◆ **GIVEN EXERCISE 1**
Reproduce word for word the passage of the market commentary that opens with the words containing "FMX | Connect" and closes with "inventory cycle subsides.".

◆ **TEXT SEGMENT**
* * *

FMX | Connect – www.fmxconnect.com - (Reported 9/02/2010)
Excerpt from MARKET MUSINGS & DATA DECIPHERING
DODGING A BULLET, YES — OUT OF THE WOODS, NO
The U.S. employment report for August, much like the previously released ISM and chain store sales numbers, had the “muddle through” thumbprints all over it, which is why an equity and bond market bracing for a “double dip” scenario have reacted so violently in recent days. The data are hardly strong but admittedly are not consistent with the economy contracting this quarter. But the data do not alter our outlook for a double-dip scenario unfolding before year-end as the policy stimulus continues to fade and the inventory cycle subsides.
While capital spending remains a lynchpin as businesses replace obsolete machinery and equipment, its contribution to overall growth is actually showing signs of receding and we see nothing really in the consumer, housing, commercial construction, net exports or State & local government sectors to get us excited over the macro backdrop.

* * *

◆ **GIVEN DATA**
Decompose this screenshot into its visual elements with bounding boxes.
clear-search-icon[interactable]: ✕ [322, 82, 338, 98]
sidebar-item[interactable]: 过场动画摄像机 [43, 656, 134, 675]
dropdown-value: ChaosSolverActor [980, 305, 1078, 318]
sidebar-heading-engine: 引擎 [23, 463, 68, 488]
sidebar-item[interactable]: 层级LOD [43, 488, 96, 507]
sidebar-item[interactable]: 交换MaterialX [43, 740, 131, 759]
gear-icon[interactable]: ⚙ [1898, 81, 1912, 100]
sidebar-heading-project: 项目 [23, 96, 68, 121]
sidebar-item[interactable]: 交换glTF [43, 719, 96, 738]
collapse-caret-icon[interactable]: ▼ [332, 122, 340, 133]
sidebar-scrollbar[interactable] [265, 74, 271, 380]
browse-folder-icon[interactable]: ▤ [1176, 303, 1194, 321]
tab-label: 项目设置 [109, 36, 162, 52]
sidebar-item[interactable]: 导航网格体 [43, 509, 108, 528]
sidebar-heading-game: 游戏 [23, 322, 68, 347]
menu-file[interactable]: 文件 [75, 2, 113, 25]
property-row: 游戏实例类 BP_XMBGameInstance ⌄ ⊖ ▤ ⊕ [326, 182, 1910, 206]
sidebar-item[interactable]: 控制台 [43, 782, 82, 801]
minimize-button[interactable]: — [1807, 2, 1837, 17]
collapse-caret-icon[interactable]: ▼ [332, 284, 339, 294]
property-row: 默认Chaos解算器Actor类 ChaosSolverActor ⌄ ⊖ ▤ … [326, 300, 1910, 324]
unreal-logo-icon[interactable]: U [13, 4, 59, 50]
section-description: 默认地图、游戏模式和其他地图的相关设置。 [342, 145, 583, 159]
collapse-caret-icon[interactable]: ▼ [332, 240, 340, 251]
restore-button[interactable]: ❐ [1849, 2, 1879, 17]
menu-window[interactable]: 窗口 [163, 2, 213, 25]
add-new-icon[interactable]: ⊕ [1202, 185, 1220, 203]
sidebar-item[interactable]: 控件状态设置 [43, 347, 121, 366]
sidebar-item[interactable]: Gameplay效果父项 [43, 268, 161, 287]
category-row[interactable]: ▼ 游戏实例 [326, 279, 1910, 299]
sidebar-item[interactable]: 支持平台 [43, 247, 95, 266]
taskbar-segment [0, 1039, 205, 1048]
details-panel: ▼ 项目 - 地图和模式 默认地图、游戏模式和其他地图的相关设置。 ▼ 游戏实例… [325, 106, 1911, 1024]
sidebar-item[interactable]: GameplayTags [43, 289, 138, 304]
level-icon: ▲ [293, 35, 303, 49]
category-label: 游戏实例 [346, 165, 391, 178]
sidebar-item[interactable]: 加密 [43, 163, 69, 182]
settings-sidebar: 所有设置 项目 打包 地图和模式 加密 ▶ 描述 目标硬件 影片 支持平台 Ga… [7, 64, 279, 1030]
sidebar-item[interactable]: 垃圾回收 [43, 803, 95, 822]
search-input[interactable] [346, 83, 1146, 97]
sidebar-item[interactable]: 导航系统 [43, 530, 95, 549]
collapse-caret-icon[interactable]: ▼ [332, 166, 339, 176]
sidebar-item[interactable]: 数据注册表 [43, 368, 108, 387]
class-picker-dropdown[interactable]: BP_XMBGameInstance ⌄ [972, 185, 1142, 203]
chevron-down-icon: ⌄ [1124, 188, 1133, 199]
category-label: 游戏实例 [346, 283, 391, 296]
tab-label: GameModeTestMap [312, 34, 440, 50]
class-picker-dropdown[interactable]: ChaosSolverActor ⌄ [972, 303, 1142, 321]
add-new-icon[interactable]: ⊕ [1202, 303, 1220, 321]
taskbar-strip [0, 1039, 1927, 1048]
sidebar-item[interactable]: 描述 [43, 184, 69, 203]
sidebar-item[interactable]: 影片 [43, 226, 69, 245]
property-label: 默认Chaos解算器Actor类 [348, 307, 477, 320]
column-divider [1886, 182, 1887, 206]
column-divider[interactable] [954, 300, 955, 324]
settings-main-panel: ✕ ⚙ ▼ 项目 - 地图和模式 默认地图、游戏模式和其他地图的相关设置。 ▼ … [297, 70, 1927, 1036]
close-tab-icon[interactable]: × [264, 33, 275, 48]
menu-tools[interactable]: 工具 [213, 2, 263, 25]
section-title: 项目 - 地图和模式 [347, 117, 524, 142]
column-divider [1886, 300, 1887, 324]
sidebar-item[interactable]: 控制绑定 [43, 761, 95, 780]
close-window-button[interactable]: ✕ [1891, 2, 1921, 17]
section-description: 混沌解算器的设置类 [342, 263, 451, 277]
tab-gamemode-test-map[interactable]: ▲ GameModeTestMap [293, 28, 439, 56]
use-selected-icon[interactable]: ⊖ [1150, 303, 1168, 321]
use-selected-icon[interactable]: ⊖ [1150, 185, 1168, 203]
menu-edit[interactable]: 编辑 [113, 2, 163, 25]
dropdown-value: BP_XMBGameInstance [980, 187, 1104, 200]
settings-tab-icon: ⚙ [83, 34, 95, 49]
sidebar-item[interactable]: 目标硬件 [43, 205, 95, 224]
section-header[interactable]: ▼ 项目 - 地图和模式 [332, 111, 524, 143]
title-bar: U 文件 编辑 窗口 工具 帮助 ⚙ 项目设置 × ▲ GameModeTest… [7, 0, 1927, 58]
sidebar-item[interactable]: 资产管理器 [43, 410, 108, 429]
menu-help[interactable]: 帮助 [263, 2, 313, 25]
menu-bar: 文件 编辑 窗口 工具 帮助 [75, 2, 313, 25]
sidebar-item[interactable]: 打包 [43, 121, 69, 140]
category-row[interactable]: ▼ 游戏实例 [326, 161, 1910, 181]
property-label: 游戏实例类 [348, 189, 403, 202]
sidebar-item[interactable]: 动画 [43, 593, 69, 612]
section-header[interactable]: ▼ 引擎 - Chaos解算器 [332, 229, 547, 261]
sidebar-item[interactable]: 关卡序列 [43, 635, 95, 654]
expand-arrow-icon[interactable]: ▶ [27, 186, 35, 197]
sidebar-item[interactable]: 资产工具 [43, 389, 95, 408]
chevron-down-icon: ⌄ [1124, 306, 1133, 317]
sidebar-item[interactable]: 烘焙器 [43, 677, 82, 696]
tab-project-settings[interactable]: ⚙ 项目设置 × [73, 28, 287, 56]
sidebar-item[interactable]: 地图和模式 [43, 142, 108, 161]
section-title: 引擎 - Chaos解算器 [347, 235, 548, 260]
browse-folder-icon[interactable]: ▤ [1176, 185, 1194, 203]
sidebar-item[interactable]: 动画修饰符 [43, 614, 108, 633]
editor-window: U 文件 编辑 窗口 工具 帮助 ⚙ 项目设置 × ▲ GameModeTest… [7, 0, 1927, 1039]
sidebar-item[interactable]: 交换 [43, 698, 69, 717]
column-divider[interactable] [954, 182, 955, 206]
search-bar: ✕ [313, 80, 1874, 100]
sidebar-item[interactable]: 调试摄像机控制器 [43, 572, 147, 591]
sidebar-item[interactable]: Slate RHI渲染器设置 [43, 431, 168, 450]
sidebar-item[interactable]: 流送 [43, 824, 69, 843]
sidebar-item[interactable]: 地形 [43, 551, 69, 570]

* * *

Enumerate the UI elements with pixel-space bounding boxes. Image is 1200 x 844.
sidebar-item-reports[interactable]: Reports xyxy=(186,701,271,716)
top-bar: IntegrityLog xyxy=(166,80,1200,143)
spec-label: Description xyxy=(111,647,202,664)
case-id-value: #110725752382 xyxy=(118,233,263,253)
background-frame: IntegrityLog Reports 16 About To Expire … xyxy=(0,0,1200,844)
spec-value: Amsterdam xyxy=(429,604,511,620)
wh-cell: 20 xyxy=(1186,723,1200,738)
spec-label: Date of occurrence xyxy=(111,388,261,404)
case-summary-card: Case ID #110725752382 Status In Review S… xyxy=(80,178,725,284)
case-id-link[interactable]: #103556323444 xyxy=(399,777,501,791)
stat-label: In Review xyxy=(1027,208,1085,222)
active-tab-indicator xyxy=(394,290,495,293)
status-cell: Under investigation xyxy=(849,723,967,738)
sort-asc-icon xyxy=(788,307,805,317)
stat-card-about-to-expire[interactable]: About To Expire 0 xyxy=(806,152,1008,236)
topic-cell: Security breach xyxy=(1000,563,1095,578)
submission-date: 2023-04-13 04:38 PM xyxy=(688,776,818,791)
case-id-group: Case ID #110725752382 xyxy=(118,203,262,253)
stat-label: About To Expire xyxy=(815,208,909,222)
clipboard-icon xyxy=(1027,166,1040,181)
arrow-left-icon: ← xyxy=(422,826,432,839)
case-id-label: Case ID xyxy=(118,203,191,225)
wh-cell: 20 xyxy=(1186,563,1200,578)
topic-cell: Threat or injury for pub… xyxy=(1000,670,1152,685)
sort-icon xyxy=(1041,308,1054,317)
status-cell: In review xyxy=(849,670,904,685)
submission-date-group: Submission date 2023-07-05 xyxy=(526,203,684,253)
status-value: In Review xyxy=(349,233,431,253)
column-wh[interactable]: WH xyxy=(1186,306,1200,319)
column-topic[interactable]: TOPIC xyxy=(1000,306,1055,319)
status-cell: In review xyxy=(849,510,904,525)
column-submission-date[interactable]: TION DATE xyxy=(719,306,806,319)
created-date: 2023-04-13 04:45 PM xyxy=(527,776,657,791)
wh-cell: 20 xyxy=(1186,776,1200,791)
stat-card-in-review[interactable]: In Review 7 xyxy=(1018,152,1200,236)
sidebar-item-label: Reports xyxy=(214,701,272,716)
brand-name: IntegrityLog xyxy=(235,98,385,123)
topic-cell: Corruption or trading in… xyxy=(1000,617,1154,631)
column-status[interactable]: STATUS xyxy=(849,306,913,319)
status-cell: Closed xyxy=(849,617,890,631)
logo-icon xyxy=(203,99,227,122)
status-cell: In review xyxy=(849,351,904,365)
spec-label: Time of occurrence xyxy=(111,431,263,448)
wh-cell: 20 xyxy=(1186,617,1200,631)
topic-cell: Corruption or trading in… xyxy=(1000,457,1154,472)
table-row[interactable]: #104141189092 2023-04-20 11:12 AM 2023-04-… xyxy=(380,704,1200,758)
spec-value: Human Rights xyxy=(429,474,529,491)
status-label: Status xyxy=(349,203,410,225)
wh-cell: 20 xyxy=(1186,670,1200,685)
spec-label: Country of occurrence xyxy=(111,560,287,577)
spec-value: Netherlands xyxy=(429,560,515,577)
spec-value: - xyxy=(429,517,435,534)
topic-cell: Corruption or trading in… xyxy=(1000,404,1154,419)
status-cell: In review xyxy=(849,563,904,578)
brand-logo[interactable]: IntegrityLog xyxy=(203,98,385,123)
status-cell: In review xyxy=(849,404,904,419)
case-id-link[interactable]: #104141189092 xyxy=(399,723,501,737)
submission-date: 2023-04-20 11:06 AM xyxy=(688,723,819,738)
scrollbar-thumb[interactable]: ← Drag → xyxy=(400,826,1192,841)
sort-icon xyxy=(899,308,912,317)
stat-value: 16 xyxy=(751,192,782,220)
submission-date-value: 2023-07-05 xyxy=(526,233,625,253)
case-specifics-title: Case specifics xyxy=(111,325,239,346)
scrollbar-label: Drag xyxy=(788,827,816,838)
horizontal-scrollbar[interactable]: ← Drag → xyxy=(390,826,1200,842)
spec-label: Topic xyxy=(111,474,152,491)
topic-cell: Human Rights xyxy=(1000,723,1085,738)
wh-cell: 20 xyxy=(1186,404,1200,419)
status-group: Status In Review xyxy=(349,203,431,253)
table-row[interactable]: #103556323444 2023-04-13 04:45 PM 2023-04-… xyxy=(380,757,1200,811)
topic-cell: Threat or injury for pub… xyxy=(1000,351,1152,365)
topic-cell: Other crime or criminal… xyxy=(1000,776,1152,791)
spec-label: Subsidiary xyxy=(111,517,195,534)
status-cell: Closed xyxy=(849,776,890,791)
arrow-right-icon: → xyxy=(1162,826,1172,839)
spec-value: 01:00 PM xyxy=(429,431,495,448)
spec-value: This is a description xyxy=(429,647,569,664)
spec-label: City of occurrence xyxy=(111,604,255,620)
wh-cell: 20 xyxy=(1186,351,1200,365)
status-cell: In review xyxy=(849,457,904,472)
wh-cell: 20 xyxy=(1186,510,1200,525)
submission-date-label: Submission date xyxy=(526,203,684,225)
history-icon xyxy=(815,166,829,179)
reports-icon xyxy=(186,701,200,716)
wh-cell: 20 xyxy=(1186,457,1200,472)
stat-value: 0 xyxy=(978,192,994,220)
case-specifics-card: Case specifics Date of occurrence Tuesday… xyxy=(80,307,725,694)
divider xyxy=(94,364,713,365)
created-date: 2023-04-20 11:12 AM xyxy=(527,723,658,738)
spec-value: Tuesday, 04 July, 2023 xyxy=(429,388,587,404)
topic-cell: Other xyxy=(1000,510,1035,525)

* * *

◆ **GIVEN EXERCISE 2**
How many lines of the records contain the string "section"? Give only the number.

◆ **CORRECT ANSWER 1**
FMX | Connect – www.fmxconnect.com - (Reported 9/02/2010)
Excerpt from MARKET MUSINGS & DATA DECIPHERING
DODGING A BULLET, YES — OUT OF THE WOODS, NO
The U.S. employment report for August, much like the previously released ISM and chain store sales numbers, had the “muddle through” thumbprints all over it, which is why an equity and bond market bracing for a “double dip” scenario have reacted so violently in recent days. The data are hardly strong but admittedly are not consistent with the economy contracting this quarter. But the data do not alter our outlook for a double-dip scenario unfolding before year-end as the policy stimulus continues to fade and the inventory cycle subsides.

◆ **CORRECT ANSWER 2**
6